**EXERCISE REQUIREMENTS**
The exercise asks you to copy every line below in which "name" appears.

[Rows from a figure dataset]
(begin)
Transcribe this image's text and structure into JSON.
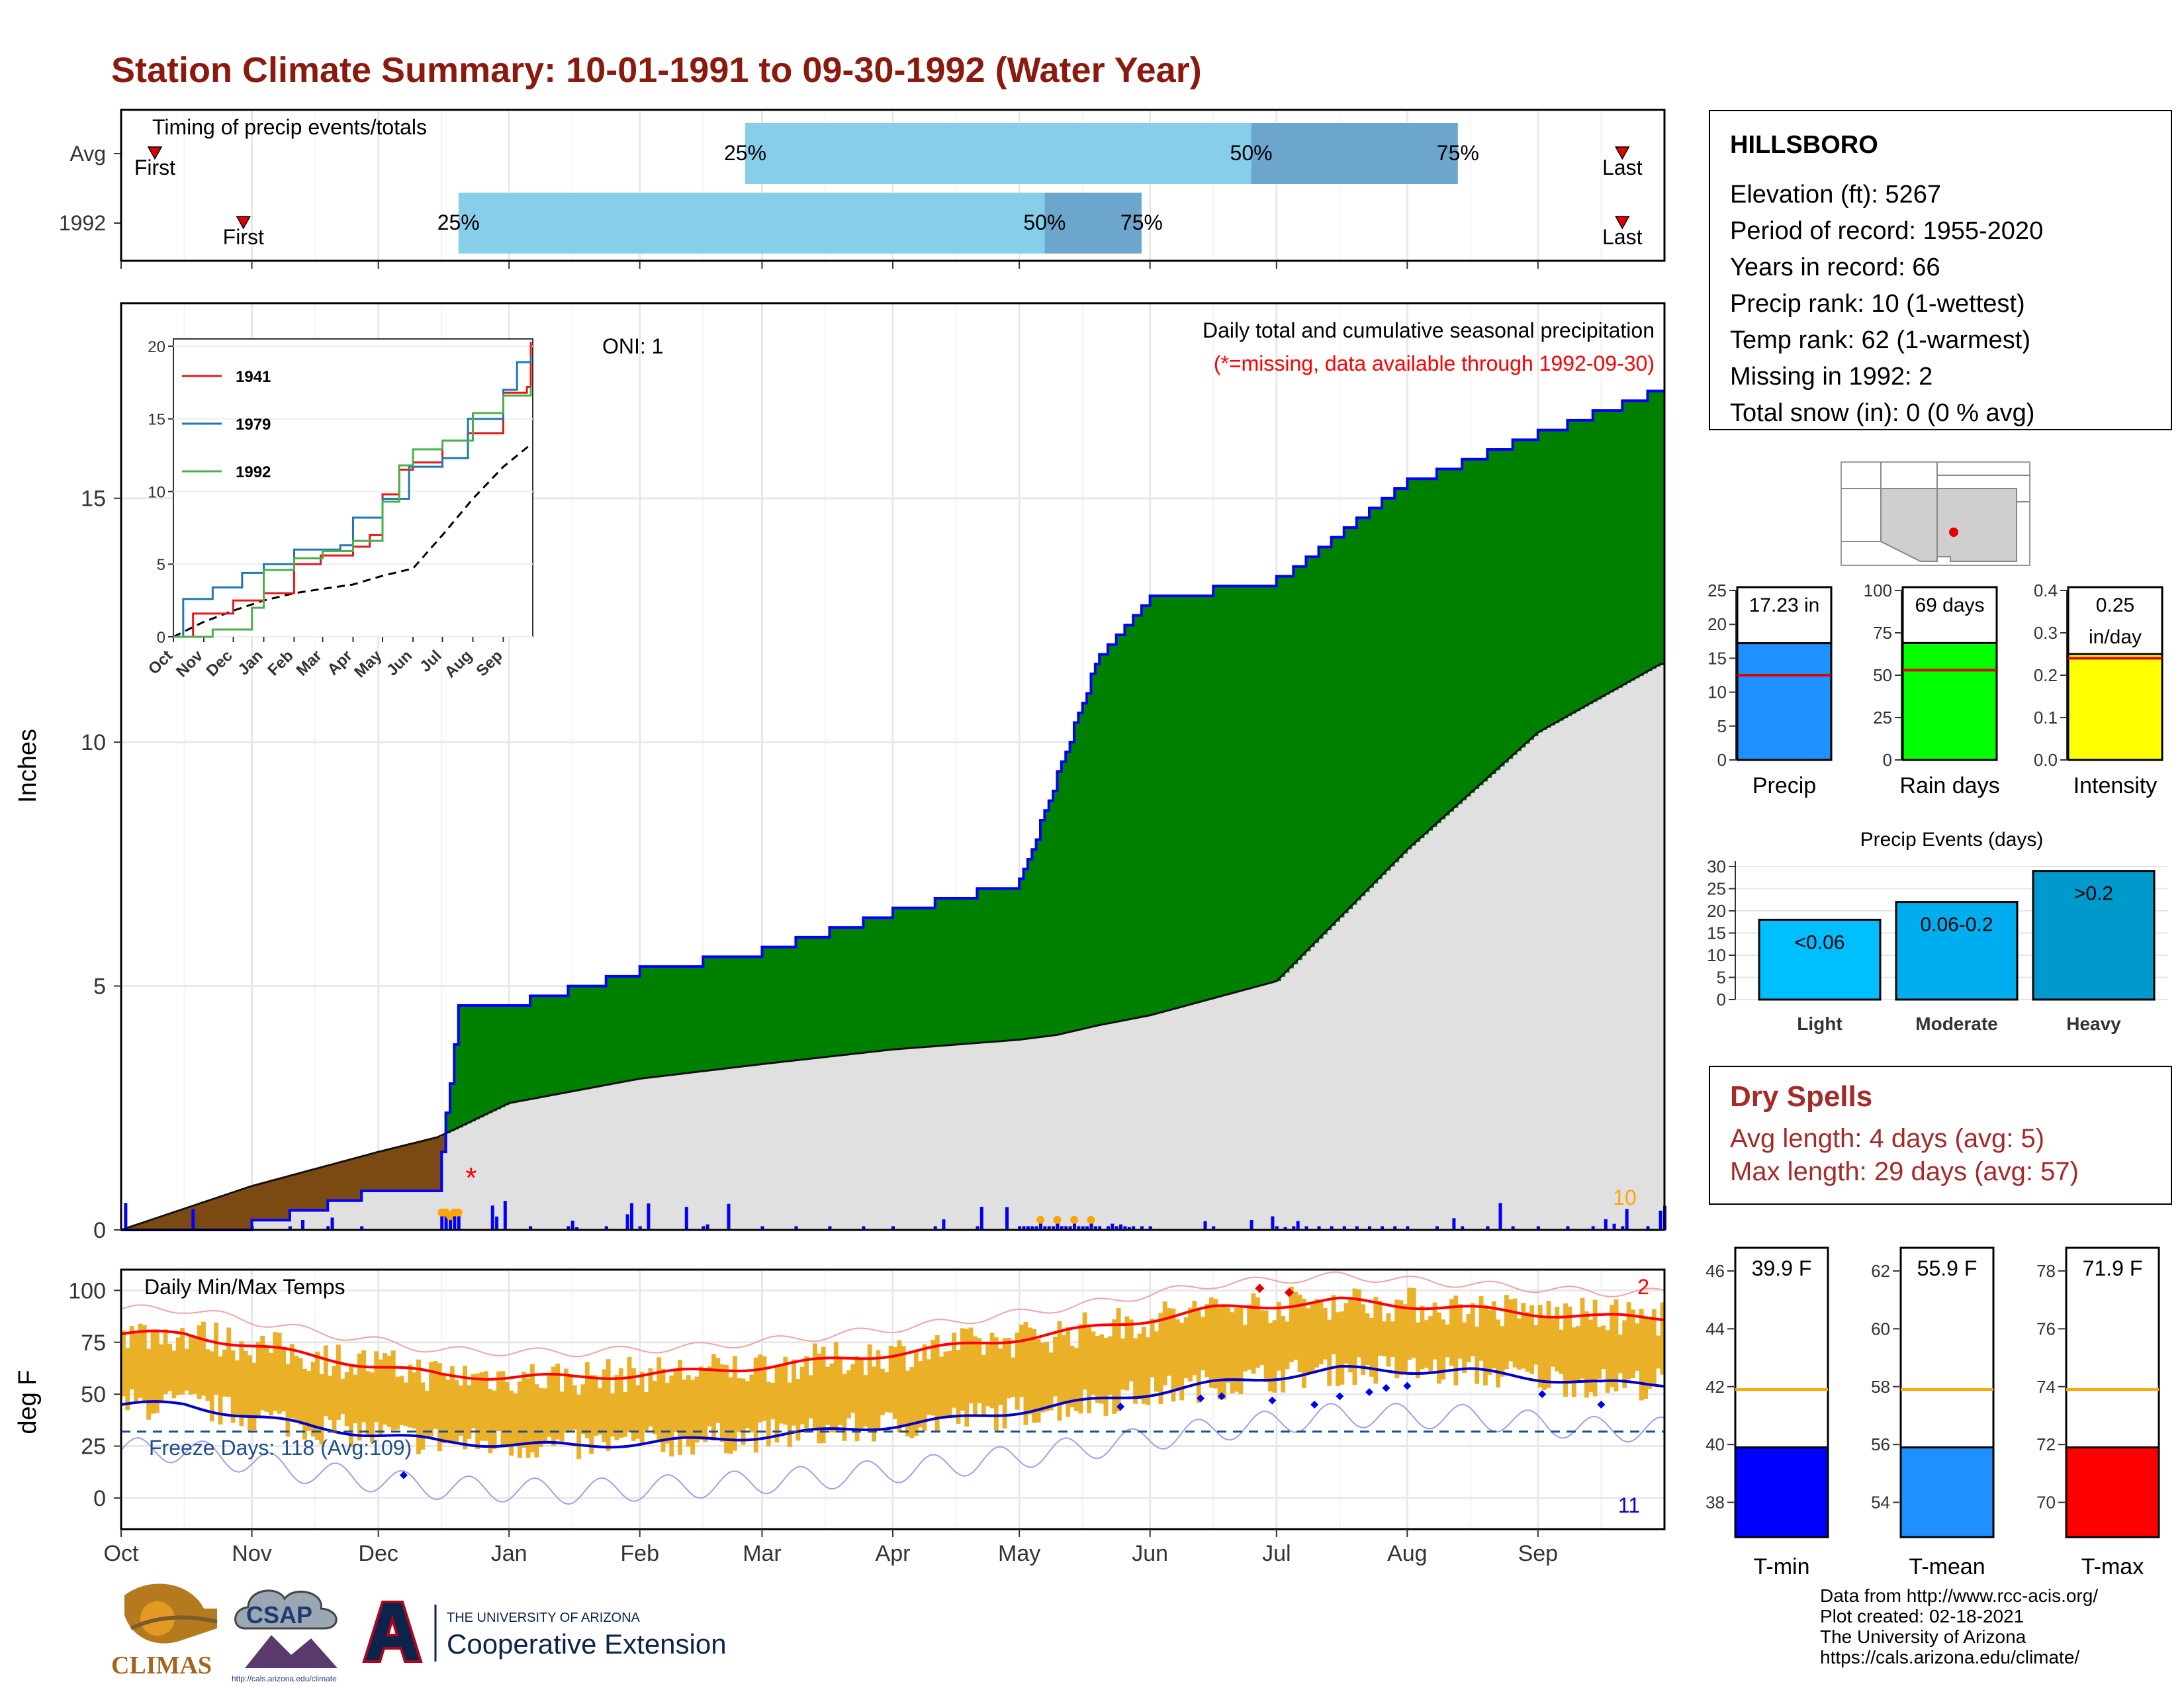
{
  "page": {
    "title": "Station Climate Summary: 10-01-1991 to 09-30-1992 (Water Year)"
  },
  "station": {
    "name": "HILLSBORO",
    "rows": [
      "Elevation (ft): 5267",
      "Period of record: 1955-2020",
      "Years in record: 66",
      "Precip rank: 10 (1-wettest)",
      "Temp rank: 62 (1-warmest)",
      "Missing in 1992: 2",
      "Total snow (in): 0 (0 % avg)"
    ]
  },
  "timing": {
    "title": "Timing of precip events/totals",
    "rows": [
      {
        "label": "Avg",
        "first_day": 8,
        "p25_day": 148,
        "p50_day": 268,
        "p75_day": 317,
        "last_day": 356
      },
      {
        "label": "1992",
        "first_day": 29,
        "p25_day": 80,
        "p50_day": 219,
        "p75_day": 242,
        "last_day": 356
      }
    ],
    "first_label": "First",
    "last_label": "Last",
    "p25_label": "25%",
    "p50_label": "50%",
    "p75_label": "75%",
    "colors": {
      "p25_50": "#87ceeb",
      "p50_75": "#6ca6cd",
      "marker": "#e00000"
    }
  },
  "months": [
    "Oct",
    "Nov",
    "Dec",
    "Jan",
    "Feb",
    "Mar",
    "Apr",
    "May",
    "Jun",
    "Jul",
    "Aug",
    "Sep"
  ],
  "precip_panel": {
    "y_label": "Inches",
    "y_ticks": [
      0,
      5,
      10,
      15
    ],
    "ylim": [
      0,
      19
    ],
    "oni": "ONI: 1",
    "header": "Daily total and cumulative seasonal precipitation",
    "missing_note": "(*=missing, data available through 1992-09-30)",
    "rank_label": "10",
    "colors": {
      "surplus": "#008000",
      "deficit": "#7b4a12",
      "normal": "#e0e0e0",
      "line": "#0000ff",
      "missing": "#ff0000",
      "rank": "#ffa500"
    }
  },
  "inset": {
    "series": [
      {
        "name": "1941",
        "color": "#e31a1c"
      },
      {
        "name": "1979",
        "color": "#1f78b4"
      },
      {
        "name": "1992",
        "color": "#4daf4a"
      }
    ],
    "y_ticks": [
      0,
      5,
      10,
      15,
      20
    ],
    "ylim": [
      0,
      20.5
    ],
    "months": [
      "Oct",
      "Nov",
      "Dec",
      "Jan",
      "Feb",
      "Mar",
      "Apr",
      "May",
      "Jun",
      "Jul",
      "Aug",
      "Sep"
    ]
  },
  "temp_panel": {
    "y_label": "deg F",
    "title": "Daily Min/Max Temps",
    "freeze_label": "Freeze Days: 118 (Avg:109)",
    "y_ticks": [
      0,
      25,
      50,
      75,
      100
    ],
    "ylim": [
      -15,
      110
    ],
    "freeze_line": 32,
    "avg_min_line": 31,
    "record_max_count": "2",
    "record_min_count": "11"
  },
  "bars_precip": {
    "label": "Precip",
    "value_label": "17.23 in",
    "value": 17.23,
    "avg": 12.5,
    "ylim": [
      0,
      25
    ],
    "ticks": [
      0,
      5,
      10,
      15,
      20,
      25
    ],
    "color": "#1e90ff"
  },
  "bars_raindays": {
    "label": "Rain days",
    "value_label": "69 days",
    "value": 69,
    "avg": 53,
    "ylim": [
      0,
      100
    ],
    "ticks": [
      0,
      25,
      50,
      75,
      100
    ],
    "color": "#00ff00"
  },
  "bars_intensity": {
    "label": "Intensity",
    "value_label": "0.25",
    "value_label2": "in/day",
    "value": 0.25,
    "avg": 0.24,
    "ylim": [
      0,
      0.4
    ],
    "ticks": [
      0.0,
      0.1,
      0.2,
      0.3,
      0.4
    ],
    "color": "#ffff00"
  },
  "events": {
    "title": "Precip Events (days)",
    "ylim": [
      0,
      30
    ],
    "ticks": [
      0,
      5,
      10,
      15,
      20,
      25,
      30
    ],
    "categories": [
      "Light",
      "Moderate",
      "Heavy"
    ],
    "values": [
      18,
      22,
      29
    ],
    "labels": [
      "<0.06",
      "0.06-0.2",
      ">0.2"
    ],
    "colors": [
      "#00bfff",
      "#00aeef",
      "#0099cc"
    ]
  },
  "dry_spells": {
    "title": "Dry Spells",
    "avg_length": "Avg length: 4 days (avg: 5)",
    "max_length": "Max length: 29 days (avg: 57)"
  },
  "temp_bars": [
    {
      "label": "T-min",
      "value_label": "39.9 F",
      "value": 39.9,
      "avg": 41.9,
      "ylim": [
        36.8,
        46.8
      ],
      "ticks": [
        38,
        40,
        42,
        44,
        46
      ],
      "color": "#0000ff"
    },
    {
      "label": "T-mean",
      "value_label": "55.9 F",
      "value": 55.9,
      "avg": 57.9,
      "ylim": [
        52.8,
        62.8
      ],
      "ticks": [
        54,
        56,
        58,
        60,
        62
      ],
      "color": "#1e90ff"
    },
    {
      "label": "T-max",
      "value_label": "71.9 F",
      "value": 71.9,
      "avg": 73.9,
      "ylim": [
        68.8,
        78.8
      ],
      "ticks": [
        70,
        72,
        74,
        76,
        78
      ],
      "color": "#ff0000"
    }
  ],
  "credits": {
    "line1": "Data from http://www.rcc-acis.org/",
    "line2": "Plot created: 02-18-2021",
    "line3": "The University of Arizona",
    "line4": "https://cals.arizona.edu/climate/"
  },
  "logos": {
    "climas": "CLIMAS",
    "csap": "CSAP",
    "csap_url": "http://cals.arizona.edu/climate",
    "ua_small": "THE UNIVERSITY OF ARIZONA",
    "ua_big": "Cooperative Extension"
  },
  "chart_data": [
    {
      "type": "area",
      "title": "Daily total and cumulative seasonal precipitation",
      "ylabel": "Inches",
      "x": [
        "1991-10-01",
        "1991-11-01",
        "1991-12-01",
        "1991-12-15",
        "1991-12-20",
        "1992-01-01",
        "1992-02-01",
        "1992-03-01",
        "1992-04-01",
        "1992-05-01",
        "1992-05-10",
        "1992-05-20",
        "1992-06-01",
        "1992-07-01",
        "1992-08-01",
        "1992-09-01",
        "1992-09-30"
      ],
      "series": [
        {
          "name": "1992 cumulative",
          "values": [
            0.0,
            0.1,
            0.8,
            0.8,
            4.6,
            4.6,
            5.3,
            5.7,
            6.5,
            7.1,
            9.3,
            11.8,
            12.9,
            13.3,
            15.3,
            16.3,
            17.2
          ]
        },
        {
          "name": "average cumulative",
          "values": [
            0.0,
            0.9,
            1.6,
            1.9,
            2.1,
            2.6,
            3.1,
            3.4,
            3.7,
            3.9,
            4.0,
            4.2,
            4.4,
            5.1,
            7.8,
            10.2,
            11.6
          ]
        }
      ],
      "ylim": [
        0,
        19
      ]
    },
    {
      "type": "line",
      "title": "Daily Min/Max Temps",
      "ylabel": "deg F",
      "x": [
        "Oct",
        "Nov",
        "Dec",
        "Jan",
        "Feb",
        "Mar",
        "Apr",
        "May",
        "Jun",
        "Jul",
        "Aug",
        "Sep"
      ],
      "series": [
        {
          "name": "avg max",
          "values": [
            79,
            68,
            59,
            58,
            61,
            66,
            73,
            81,
            91,
            95,
            91,
            87
          ]
        },
        {
          "name": "avg min",
          "values": [
            45,
            34,
            27,
            25,
            28,
            32,
            38,
            46,
            55,
            62,
            61,
            55
          ]
        }
      ],
      "ylim": [
        -15,
        110
      ]
    }
  ]
}
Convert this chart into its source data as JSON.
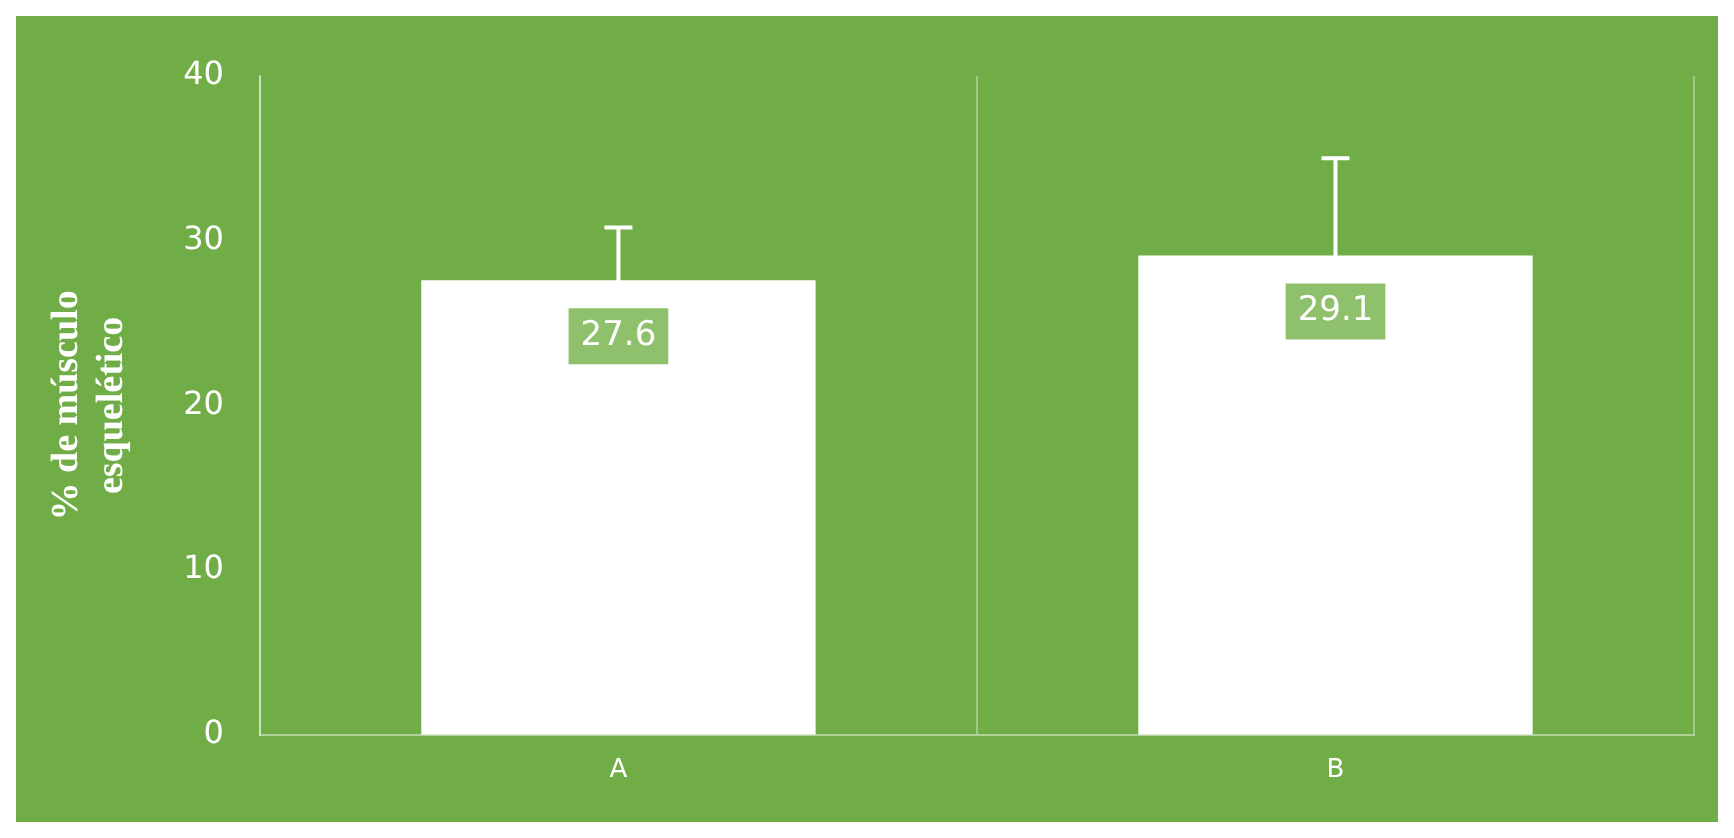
{
  "chart_data": {
    "type": "bar",
    "ylabel": "% de músculo esquelético",
    "categories": [
      "A",
      "B"
    ],
    "values": [
      27.6,
      29.1
    ],
    "color": "#ffffff",
    "errors": [
      3.2,
      5.9
    ],
    "ylim": [
      0,
      40
    ],
    "yticks": [
      0,
      10,
      20,
      30,
      40
    ],
    "grid": "x",
    "data_labels": true
  }
}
(end)
**ANSWER TO THIS EXERCISE**
    "name": "HILLSBORO",
        "name": "1941",
        "name": "1979",
        "name": "1992",
          "name": "1992 cumulative",
          "name": "average cumulative",
          "name": "avg max",
          "name": "avg min",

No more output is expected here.